Only the number is wanted: how many lines contain "passes"?

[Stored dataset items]
╭──
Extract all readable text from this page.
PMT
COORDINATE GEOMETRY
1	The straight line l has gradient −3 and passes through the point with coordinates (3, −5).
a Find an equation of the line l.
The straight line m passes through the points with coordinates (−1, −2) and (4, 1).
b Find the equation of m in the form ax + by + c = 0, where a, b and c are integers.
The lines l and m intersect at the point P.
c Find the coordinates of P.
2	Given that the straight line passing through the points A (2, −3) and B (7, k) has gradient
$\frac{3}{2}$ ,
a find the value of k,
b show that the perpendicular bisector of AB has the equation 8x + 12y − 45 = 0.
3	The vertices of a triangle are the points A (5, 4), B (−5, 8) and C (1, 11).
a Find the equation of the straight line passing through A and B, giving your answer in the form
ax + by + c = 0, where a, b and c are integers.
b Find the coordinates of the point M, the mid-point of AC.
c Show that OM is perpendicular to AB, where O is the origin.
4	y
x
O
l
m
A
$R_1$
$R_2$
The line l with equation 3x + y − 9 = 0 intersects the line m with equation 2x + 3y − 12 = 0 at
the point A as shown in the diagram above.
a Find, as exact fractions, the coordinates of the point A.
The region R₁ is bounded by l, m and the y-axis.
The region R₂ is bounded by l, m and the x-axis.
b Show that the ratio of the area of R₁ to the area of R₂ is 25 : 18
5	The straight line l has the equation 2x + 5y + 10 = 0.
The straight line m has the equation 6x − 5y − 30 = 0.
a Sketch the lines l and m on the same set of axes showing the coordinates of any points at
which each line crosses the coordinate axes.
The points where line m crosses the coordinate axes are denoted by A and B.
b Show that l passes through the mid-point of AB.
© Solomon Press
╰──
▸ **Written solution**
3